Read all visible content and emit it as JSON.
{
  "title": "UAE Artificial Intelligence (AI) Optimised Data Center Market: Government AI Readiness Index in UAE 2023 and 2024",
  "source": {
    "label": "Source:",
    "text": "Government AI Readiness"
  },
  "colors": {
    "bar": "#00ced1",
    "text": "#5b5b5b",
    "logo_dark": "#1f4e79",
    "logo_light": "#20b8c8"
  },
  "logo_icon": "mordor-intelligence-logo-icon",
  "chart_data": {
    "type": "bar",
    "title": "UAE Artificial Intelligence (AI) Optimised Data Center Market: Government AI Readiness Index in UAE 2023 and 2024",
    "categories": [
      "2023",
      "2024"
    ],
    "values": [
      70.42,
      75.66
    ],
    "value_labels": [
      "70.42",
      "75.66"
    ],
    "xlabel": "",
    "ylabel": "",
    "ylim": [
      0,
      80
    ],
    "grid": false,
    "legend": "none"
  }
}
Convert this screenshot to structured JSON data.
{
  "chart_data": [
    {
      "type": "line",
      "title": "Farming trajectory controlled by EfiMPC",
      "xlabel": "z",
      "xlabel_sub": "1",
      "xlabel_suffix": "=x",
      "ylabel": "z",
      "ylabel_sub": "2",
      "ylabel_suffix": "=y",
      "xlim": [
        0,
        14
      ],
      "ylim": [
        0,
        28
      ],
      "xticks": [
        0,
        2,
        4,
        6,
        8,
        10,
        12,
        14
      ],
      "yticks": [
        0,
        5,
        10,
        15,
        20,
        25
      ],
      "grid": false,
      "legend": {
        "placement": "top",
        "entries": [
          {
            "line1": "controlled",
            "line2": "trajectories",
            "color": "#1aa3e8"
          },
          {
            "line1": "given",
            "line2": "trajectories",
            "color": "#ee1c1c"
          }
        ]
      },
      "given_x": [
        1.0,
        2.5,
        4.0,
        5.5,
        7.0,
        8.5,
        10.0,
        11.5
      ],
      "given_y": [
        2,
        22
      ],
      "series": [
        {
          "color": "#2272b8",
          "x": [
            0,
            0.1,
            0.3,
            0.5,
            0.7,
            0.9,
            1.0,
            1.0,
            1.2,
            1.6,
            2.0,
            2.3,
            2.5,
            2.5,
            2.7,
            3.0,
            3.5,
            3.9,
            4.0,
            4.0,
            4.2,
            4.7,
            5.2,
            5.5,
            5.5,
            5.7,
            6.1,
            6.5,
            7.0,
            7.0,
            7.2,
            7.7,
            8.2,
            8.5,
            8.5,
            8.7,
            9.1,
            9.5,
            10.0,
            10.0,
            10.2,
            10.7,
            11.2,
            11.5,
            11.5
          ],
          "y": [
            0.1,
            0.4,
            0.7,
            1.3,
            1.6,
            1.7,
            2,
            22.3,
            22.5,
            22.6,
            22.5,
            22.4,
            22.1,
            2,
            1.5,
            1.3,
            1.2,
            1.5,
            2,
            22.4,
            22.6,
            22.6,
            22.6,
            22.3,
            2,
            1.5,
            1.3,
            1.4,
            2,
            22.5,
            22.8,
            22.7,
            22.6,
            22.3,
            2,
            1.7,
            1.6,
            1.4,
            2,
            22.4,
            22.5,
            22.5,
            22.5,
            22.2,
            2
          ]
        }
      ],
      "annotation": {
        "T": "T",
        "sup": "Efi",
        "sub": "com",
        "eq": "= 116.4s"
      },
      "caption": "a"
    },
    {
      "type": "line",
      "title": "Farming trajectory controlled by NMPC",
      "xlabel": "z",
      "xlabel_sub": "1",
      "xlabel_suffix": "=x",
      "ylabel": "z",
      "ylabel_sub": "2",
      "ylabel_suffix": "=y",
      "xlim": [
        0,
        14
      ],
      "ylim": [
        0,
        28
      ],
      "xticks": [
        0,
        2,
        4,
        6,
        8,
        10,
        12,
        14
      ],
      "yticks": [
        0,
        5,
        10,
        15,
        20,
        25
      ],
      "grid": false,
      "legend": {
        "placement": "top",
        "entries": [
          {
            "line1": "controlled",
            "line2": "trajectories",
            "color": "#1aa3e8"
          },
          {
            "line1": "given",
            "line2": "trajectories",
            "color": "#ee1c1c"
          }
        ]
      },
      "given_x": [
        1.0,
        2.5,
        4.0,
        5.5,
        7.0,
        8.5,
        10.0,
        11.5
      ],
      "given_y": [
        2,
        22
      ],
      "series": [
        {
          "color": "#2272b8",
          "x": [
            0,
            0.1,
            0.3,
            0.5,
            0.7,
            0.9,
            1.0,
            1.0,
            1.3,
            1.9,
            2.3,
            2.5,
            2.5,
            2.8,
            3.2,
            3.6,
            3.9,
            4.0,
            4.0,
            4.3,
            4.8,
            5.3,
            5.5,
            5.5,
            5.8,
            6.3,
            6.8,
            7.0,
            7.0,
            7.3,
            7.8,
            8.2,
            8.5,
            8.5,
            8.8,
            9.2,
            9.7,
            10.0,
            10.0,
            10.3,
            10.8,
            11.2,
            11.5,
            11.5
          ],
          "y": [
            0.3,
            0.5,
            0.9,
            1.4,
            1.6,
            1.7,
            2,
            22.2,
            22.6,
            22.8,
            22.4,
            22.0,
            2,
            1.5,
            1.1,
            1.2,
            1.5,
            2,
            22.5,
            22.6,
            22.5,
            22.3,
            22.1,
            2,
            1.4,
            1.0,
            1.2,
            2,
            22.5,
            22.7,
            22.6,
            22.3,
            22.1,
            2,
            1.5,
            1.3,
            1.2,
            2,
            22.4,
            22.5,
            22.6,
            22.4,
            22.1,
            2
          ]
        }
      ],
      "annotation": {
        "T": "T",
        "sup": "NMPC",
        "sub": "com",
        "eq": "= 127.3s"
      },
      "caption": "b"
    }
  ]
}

Task to complete:
Extract every line of the records above that contains the word "JSON".

Output of the exercise:
Read all visible content and emit it as JSON.
Convert this screenshot to structured JSON data.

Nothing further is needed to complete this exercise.